> **What you have to do**:
Each record below should be repeated precisely as written.
-- Begin Extracted entries --
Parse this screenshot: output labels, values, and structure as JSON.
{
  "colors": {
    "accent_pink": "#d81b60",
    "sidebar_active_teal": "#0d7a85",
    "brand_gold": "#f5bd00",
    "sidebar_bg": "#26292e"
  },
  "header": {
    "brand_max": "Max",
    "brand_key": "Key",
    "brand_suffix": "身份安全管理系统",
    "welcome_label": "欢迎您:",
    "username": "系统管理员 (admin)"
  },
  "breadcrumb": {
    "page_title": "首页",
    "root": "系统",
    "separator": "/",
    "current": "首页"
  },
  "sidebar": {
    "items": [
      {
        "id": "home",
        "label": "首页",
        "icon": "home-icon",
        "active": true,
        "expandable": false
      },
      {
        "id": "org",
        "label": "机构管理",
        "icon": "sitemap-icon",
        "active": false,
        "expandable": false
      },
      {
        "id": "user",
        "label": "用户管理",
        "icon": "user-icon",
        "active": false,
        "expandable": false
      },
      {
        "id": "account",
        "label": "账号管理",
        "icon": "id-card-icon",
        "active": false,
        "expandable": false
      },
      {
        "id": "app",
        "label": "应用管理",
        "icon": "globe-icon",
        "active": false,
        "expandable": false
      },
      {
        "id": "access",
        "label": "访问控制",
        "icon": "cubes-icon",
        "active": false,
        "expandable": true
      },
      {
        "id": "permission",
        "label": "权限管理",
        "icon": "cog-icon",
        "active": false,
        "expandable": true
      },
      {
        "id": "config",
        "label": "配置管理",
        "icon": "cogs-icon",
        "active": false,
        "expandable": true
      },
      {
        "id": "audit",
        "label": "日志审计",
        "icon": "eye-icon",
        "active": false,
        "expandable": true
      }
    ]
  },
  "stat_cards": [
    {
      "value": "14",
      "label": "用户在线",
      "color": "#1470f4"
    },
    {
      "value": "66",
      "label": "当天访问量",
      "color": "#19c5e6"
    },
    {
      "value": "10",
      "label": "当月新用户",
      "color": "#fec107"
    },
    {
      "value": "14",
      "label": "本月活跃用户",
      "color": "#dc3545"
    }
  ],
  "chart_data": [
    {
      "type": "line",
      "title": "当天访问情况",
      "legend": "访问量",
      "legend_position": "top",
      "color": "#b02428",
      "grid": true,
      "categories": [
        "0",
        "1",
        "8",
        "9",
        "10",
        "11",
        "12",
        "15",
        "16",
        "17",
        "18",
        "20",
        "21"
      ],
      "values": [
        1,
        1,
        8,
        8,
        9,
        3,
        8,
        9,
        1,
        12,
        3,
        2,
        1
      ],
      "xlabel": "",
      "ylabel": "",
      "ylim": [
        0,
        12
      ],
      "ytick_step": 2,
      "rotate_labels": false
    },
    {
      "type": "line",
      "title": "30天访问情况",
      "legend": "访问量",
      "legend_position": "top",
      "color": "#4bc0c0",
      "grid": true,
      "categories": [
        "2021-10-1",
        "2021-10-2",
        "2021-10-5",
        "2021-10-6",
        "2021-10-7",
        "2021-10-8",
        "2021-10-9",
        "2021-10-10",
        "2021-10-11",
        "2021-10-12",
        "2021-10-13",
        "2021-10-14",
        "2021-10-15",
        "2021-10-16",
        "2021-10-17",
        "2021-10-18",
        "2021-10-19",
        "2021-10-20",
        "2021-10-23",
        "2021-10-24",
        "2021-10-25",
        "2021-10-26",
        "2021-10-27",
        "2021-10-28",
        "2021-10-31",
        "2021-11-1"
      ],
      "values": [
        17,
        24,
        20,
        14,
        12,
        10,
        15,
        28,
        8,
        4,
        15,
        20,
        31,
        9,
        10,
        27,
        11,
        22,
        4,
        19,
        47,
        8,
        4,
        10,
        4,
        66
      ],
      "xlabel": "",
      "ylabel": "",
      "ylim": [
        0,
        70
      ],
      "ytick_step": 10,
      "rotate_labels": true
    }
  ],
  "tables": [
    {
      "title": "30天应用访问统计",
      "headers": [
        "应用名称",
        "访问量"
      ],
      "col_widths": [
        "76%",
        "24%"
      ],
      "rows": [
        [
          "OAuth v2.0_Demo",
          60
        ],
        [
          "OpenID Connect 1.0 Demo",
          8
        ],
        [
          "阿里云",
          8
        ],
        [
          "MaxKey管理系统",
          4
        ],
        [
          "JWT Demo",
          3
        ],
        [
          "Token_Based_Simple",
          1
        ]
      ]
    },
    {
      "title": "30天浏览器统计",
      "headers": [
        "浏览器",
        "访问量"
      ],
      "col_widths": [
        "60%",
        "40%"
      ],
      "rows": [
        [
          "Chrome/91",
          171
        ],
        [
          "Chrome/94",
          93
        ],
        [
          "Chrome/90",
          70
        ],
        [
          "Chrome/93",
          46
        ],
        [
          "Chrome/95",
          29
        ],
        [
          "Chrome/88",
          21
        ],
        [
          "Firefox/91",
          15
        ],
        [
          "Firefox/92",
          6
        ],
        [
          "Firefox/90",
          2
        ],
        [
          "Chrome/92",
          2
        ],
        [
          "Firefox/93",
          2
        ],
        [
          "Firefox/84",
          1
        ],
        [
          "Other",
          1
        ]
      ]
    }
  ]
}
-- End Extracted entries --
> **The reply**:
Parse this screenshot: output labels, values, and structure as JSON.
{
  "colors": {
    "accent_pink": "#d81b60",
    "sidebar_active_teal": "#0d7a85",
    "brand_gold": "#f5bd00",
    "sidebar_bg": "#26292e"
  },
  "header": {
    "brand_max": "Max",
    "brand_key": "Key",
    "brand_suffix": "身份安全管理系统",
    "welcome_label": "欢迎您:",
    "username": "系统管理员 (admin)"
  },
  "breadcrumb": {
    "page_title": "首页",
    "root": "系统",
    "separator": "/",
    "current": "首页"
  },
  "sidebar": {
    "items": [
      {
        "id": "home",
        "label": "首页",
        "icon": "home-icon",
        "active": true,
        "expandable": false
      },
      {
        "id": "org",
        "label": "机构管理",
        "icon": "sitemap-icon",
        "active": false,
        "expandable": false
      },
      {
        "id": "user",
        "label": "用户管理",
        "icon": "user-icon",
        "active": false,
        "expandable": false
      },
      {
        "id": "account",
        "label": "账号管理",
        "icon": "id-card-icon",
        "active": false,
        "expandable": false
      },
      {
        "id": "app",
        "label": "应用管理",
        "icon": "globe-icon",
        "active": false,
        "expandable": false
      },
      {
        "id": "access",
        "label": "访问控制",
        "icon": "cubes-icon",
        "active": false,
        "expandable": true
      },
      {
        "id": "permission",
        "label": "权限管理",
        "icon": "cog-icon",
        "active": false,
        "expandable": true
      },
      {
        "id": "config",
        "label": "配置管理",
        "icon": "cogs-icon",
        "active": false,
        "expandable": true
      },
      {
        "id": "audit",
        "label": "日志审计",
        "icon": "eye-icon",
        "active": false,
        "expandable": true
      }
    ]
  },
  "stat_cards": [
    {
      "value": "14",
      "label": "用户在线",
      "color": "#1470f4"
    },
    {
      "value": "66",
      "label": "当天访问量",
      "color": "#19c5e6"
    },
    {
      "value": "10",
      "label": "当月新用户",
      "color": "#fec107"
    },
    {
      "value": "14",
      "label": "本月活跃用户",
      "color": "#dc3545"
    }
  ],
  "chart_data": [
    {
      "type": "line",
      "title": "当天访问情况",
      "legend": "访问量",
      "legend_position": "top",
      "color": "#b02428",
      "grid": true,
      "categories": [
        "0",
        "1",
        "8",
        "9",
        "10",
        "11",
        "12",
        "15",
        "16",
        "17",
        "18",
        "20",
        "21"
      ],
      "values": [
        1,
        1,
        8,
        8,
        9,
        3,
        8,
        9,
        1,
        12,
        3,
        2,
        1
      ],
      "xlabel": "",
      "ylabel": "",
      "ylim": [
        0,
        12
      ],
      "ytick_step": 2,
      "rotate_labels": false
    },
    {
      "type": "line",
      "title": "30天访问情况",
      "legend": "访问量",
      "legend_position": "top",
      "color": "#4bc0c0",
      "grid": true,
      "categories": [
        "2021-10-1",
        "2021-10-2",
        "2021-10-5",
        "2021-10-6",
        "2021-10-7",
        "2021-10-8",
        "2021-10-9",
        "2021-10-10",
        "2021-10-11",
        "2021-10-12",
        "2021-10-13",
        "2021-10-14",
        "2021-10-15",
        "2021-10-16",
        "2021-10-17",
        "2021-10-18",
        "2021-10-19",
        "2021-10-20",
        "2021-10-23",
        "2021-10-24",
        "2021-10-25",
        "2021-10-26",
        "2021-10-27",
        "2021-10-28",
        "2021-10-31",
        "2021-11-1"
      ],
      "values": [
        17,
        24,
        20,
        14,
        12,
        10,
        15,
        28,
        8,
        4,
        15,
        20,
        31,
        9,
        10,
        27,
        11,
        22,
        4,
        19,
        47,
        8,
        4,
        10,
        4,
        66
      ],
      "xlabel": "",
      "ylabel": "",
      "ylim": [
        0,
        70
      ],
      "ytick_step": 10,
      "rotate_labels": true
    }
  ],
  "tables": [
    {
      "title": "30天应用访问统计",
      "headers": [
        "应用名称",
        "访问量"
      ],
      "col_widths": [
        "76%",
        "24%"
      ],
      "rows": [
        [
          "OAuth v2.0_Demo",
          60
        ],
        [
          "OpenID Connect 1.0 Demo",
          8
        ],
        [
          "阿里云",
          8
        ],
        [
          "MaxKey管理系统",
          4
        ],
        [
          "JWT Demo",
          3
        ],
        [
          "Token_Based_Simple",
          1
        ]
      ]
    },
    {
      "title": "30天浏览器统计",
      "headers": [
        "浏览器",
        "访问量"
      ],
      "col_widths": [
        "60%",
        "40%"
      ],
      "rows": [
        [
          "Chrome/91",
          171
        ],
        [
          "Chrome/94",
          93
        ],
        [
          "Chrome/90",
          70
        ],
        [
          "Chrome/93",
          46
        ],
        [
          "Chrome/95",
          29
        ],
        [
          "Chrome/88",
          21
        ],
        [
          "Firefox/91",
          15
        ],
        [
          "Firefox/92",
          6
        ],
        [
          "Firefox/90",
          2
        ],
        [
          "Chrome/92",
          2
        ],
        [
          "Firefox/93",
          2
        ],
        [
          "Firefox/84",
          1
        ],
        [
          "Other",
          1
        ]
      ]
    }
  ]
}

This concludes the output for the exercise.